• _TUGAS DIKERJAKAN_
1: Terjemahkan ke dalam bahasa Inggris kalimat berikut dari berita tentang laporan terhadap pemilik klinik GSC: "Pencabutan CCTV dilakukan untuk melindungi privasi pasien."
2: Kembalikan bagian berita tentang laporan terhadap pemilik klinik GSC yang diawali kata-kata yang memuat "Krisna juga menjelaskan" dan diakhiri dengan "menanggapi pertanyaan GSC.", tanpa perubahan apa pun.

Dilaporkan ke Polisi, Pemilik Klinik GSC Bantah Lakukan Perusakan dan Intimidasi

Pengacara Krisna Murti. Dok. Istimewa

Dilaporkan ke Polisi, Pemilik Klinik GSC Bantah Lakukan Perusakan dan Intimidasi

Achmad Zulfikar Fazli • 2 May 2025 21:47

Jakarta: Pemilik klinik kecantikan BD, DJR, melaporkan pemilik klinik GSC, IK, atas dugaan perusakan, intimidasi, dan pelanggaran kerja sama. Pelaporan dilakukan ke Polres Metro Jakarta Utara/

Laporan tersebut dengan nomor LP/B/659/V/2024/SPKT/Polres Metro Jakut/Polda Metro Jaya atas dugaan Tindak Pidana Penipuan atau Perbuatan Curang sebagaimana Undang-Undang Nomor 1 Tahun 1946 tentang KUHP, sebagaimana dalam Pasal 378 KUHP dan atau Pasal 372 KUHP dan atau Pasal 406 KUHP. Namun, tudingan itu dibantah kubu IK.

Pengacara IK, Krisna Murti, menegaskan kliennya tidak pernah bertindak semena-mena kepada karyawan BD. Seperti penggunaan seragam kerja yang telah disepakati kedua belah pihak.

"Telah disepakati seragam yang dipakai karyawan GSC dan BD terdapat bordiran logo masing-masing klinik. Tidak ada paksaan dengan pakaian seragam," kata Krisna di Kebon Jeruk, Jakarta Barat, Jumat, 2 Mei 2025.

Krisna juga menjelaskan soal pencabutan CCTV di ruang praktik klinik. Dia menegaskan pencabutan dilakukan operator CCTV. Pencabutan CCTV dilakukan untuk melindungi privasi pasien. 

Di samping itu, dia menegaskan isu adanya intimidasi kepada karyawan BD, tidak benar. Pihaknya hanya meminta karyawan BD, R, diganti karena diduga telah menimbulkan keresahan di klinik.

Namun, kata dia, pihak BD malah mengambil mesin keluar dari klinik. Karyawan BD tidak ada lagi yang masuk bekerja dan tidak menanggapi pertanyaan GSC.

"Yang sebenarnya terjadi adalah keresahan yang ditimbulkan oleh karyawan BD yang bernama R yang tidak kooperatif karena tidak ingin memindahkan mesin dan barang yang sebelumnya sudah dimintakan berkali-kali," kata Krisna.

• _CATATAN TERDAFTAR_
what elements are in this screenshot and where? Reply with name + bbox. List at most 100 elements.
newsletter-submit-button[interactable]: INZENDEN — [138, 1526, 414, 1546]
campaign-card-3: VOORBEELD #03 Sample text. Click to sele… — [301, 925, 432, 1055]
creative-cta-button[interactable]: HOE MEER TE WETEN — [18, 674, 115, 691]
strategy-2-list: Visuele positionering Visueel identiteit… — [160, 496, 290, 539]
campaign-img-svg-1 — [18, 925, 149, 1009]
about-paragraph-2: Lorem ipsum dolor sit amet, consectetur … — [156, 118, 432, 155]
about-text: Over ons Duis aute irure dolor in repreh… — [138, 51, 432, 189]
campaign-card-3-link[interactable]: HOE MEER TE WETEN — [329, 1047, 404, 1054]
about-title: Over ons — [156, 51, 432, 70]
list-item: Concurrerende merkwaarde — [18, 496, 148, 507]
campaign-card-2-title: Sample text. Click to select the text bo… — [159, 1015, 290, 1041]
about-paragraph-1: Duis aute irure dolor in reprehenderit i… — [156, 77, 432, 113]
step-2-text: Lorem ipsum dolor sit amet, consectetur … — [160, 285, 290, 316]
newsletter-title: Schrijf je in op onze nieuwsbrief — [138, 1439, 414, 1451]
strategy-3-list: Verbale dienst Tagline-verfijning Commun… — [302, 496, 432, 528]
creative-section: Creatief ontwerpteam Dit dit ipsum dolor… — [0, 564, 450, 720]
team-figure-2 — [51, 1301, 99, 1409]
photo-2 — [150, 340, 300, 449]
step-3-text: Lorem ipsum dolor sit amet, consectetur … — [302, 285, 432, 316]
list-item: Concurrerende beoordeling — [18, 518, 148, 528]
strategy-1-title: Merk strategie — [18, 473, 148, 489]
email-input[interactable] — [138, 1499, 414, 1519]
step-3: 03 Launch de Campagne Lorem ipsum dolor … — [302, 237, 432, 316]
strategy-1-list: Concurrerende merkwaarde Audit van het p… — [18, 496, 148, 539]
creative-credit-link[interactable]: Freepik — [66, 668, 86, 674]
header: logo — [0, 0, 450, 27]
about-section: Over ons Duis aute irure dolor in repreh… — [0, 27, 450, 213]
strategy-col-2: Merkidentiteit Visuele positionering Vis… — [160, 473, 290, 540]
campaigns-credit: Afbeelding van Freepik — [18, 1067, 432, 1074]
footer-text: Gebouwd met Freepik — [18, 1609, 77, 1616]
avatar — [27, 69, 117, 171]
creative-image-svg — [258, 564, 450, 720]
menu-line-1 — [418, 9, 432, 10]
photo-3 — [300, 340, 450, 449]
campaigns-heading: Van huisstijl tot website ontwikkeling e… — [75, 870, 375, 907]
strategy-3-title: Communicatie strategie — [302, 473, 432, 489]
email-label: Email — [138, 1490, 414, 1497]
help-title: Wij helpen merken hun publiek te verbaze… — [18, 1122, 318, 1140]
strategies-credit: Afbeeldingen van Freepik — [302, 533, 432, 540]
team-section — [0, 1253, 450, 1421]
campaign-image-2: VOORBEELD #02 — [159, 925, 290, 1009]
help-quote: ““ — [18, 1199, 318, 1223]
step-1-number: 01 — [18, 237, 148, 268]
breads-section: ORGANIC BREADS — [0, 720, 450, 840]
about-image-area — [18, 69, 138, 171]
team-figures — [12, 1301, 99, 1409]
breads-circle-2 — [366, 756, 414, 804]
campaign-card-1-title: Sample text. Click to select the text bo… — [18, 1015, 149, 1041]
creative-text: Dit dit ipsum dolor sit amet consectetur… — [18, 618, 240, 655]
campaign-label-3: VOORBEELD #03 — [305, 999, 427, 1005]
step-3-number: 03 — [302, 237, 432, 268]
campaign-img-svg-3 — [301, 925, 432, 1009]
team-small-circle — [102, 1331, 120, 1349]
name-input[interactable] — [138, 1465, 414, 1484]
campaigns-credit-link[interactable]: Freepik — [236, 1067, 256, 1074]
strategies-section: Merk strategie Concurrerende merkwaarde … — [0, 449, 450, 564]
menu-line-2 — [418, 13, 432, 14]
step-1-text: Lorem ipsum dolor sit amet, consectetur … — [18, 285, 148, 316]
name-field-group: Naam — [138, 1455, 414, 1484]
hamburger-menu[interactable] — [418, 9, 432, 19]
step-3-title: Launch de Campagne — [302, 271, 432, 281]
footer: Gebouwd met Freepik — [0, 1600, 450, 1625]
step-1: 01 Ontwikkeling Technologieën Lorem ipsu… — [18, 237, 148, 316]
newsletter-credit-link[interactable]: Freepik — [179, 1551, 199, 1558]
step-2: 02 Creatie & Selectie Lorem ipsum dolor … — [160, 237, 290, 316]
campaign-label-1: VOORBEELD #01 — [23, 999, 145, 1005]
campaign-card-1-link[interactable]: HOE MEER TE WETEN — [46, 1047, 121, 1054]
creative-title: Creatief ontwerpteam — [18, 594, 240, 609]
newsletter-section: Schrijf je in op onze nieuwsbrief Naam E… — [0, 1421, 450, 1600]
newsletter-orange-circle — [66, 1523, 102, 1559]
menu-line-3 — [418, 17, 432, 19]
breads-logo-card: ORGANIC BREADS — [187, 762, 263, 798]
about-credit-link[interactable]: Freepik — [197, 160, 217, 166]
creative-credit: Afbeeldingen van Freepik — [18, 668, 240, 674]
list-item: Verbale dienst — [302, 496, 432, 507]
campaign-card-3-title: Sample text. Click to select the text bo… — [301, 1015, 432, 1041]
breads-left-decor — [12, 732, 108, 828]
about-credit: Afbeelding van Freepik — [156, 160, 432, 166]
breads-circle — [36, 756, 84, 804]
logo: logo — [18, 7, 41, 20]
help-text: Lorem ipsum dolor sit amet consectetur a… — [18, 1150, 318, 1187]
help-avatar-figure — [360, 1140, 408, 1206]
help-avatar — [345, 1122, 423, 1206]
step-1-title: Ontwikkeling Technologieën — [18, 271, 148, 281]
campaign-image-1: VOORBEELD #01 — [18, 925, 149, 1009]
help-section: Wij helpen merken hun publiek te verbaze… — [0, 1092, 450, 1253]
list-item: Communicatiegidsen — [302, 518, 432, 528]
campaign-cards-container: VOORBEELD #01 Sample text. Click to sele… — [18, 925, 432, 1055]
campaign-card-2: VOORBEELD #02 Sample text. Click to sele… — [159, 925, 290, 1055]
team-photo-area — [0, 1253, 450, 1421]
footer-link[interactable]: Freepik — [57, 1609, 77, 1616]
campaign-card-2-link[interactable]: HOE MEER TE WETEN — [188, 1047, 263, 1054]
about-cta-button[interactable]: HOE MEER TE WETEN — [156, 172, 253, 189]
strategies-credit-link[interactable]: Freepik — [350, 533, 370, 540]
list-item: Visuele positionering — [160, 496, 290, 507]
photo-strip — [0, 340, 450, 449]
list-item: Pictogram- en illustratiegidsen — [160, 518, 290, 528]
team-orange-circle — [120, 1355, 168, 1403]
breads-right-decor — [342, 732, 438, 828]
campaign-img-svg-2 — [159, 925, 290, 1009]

• _DAFTAR JAWABAN_
1: The CCTV removal was carried out to protect patient privacy.

2:
Krisna juga menjelaskan soal pencabutan CCTV di ruang praktik klinik. Dia menegaskan pencabutan dilakukan operator CCTV. Pencabutan CCTV dilakukan untuk melindungi privasi pasien. 

Di samping itu, dia menegaskan isu adanya intimidasi kepada karyawan BD, tidak benar. Pihaknya hanya meminta karyawan BD, R, diganti karena diduga telah menimbulkan keresahan di klinik.

Namun, kata dia, pihak BD malah mengambil mesin keluar dari klinik. Karyawan BD tidak ada lagi yang masuk bekerja dan tidak menanggapi pertanyaan GSC.